**MATERIAL FOR THE TASK:**
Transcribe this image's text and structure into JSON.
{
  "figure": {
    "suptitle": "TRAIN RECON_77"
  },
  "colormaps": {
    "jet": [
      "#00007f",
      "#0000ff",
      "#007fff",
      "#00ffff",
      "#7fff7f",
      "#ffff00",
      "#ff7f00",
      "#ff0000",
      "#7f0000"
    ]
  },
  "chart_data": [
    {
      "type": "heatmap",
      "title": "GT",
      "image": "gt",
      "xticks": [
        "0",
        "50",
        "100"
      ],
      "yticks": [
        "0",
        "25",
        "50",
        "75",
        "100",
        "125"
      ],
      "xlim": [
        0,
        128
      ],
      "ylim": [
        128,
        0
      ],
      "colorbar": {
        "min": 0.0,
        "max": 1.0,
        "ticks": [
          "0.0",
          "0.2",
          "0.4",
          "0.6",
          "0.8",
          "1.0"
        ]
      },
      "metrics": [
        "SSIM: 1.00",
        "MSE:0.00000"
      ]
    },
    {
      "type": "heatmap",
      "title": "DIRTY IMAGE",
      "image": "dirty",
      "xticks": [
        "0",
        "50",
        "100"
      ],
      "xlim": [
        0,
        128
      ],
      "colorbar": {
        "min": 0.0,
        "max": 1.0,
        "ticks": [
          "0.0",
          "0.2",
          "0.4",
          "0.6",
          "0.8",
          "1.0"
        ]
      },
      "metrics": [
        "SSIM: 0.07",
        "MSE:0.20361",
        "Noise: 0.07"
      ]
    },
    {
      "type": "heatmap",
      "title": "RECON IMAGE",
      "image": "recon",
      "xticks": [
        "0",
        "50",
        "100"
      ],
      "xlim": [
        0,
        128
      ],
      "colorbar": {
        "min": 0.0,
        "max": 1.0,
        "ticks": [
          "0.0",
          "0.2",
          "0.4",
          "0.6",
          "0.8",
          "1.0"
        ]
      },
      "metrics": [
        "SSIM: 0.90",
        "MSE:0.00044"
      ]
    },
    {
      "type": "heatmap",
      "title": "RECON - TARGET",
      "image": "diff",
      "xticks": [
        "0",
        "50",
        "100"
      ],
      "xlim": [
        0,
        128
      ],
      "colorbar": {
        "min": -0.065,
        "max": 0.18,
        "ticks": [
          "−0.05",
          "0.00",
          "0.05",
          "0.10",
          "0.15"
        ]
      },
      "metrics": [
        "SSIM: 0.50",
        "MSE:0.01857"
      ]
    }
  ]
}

**TASK PROMPT:** Nothing should be changed: write out all of the data as is.

**FULL ANSWER:**
Transcribe this image's text and structure into JSON.
{
  "figure": {
    "suptitle": "TRAIN RECON_77"
  },
  "colormaps": {
    "jet": [
      "#00007f",
      "#0000ff",
      "#007fff",
      "#00ffff",
      "#7fff7f",
      "#ffff00",
      "#ff7f00",
      "#ff0000",
      "#7f0000"
    ]
  },
  "chart_data": [
    {
      "type": "heatmap",
      "title": "GT",
      "image": "gt",
      "xticks": [
        "0",
        "50",
        "100"
      ],
      "yticks": [
        "0",
        "25",
        "50",
        "75",
        "100",
        "125"
      ],
      "xlim": [
        0,
        128
      ],
      "ylim": [
        128,
        0
      ],
      "colorbar": {
        "min": 0.0,
        "max": 1.0,
        "ticks": [
          "0.0",
          "0.2",
          "0.4",
          "0.6",
          "0.8",
          "1.0"
        ]
      },
      "metrics": [
        "SSIM: 1.00",
        "MSE:0.00000"
      ]
    },
    {
      "type": "heatmap",
      "title": "DIRTY IMAGE",
      "image": "dirty",
      "xticks": [
        "0",
        "50",
        "100"
      ],
      "xlim": [
        0,
        128
      ],
      "colorbar": {
        "min": 0.0,
        "max": 1.0,
        "ticks": [
          "0.0",
          "0.2",
          "0.4",
          "0.6",
          "0.8",
          "1.0"
        ]
      },
      "metrics": [
        "SSIM: 0.07",
        "MSE:0.20361",
        "Noise: 0.07"
      ]
    },
    {
      "type": "heatmap",
      "title": "RECON IMAGE",
      "image": "recon",
      "xticks": [
        "0",
        "50",
        "100"
      ],
      "xlim": [
        0,
        128
      ],
      "colorbar": {
        "min": 0.0,
        "max": 1.0,
        "ticks": [
          "0.0",
          "0.2",
          "0.4",
          "0.6",
          "0.8",
          "1.0"
        ]
      },
      "metrics": [
        "SSIM: 0.90",
        "MSE:0.00044"
      ]
    },
    {
      "type": "heatmap",
      "title": "RECON - TARGET",
      "image": "diff",
      "xticks": [
        "0",
        "50",
        "100"
      ],
      "xlim": [
        0,
        128
      ],
      "colorbar": {
        "min": -0.065,
        "max": 0.18,
        "ticks": [
          "−0.05",
          "0.00",
          "0.05",
          "0.10",
          "0.15"
        ]
      },
      "metrics": [
        "SSIM: 0.50",
        "MSE:0.01857"
      ]
    }
  ]
}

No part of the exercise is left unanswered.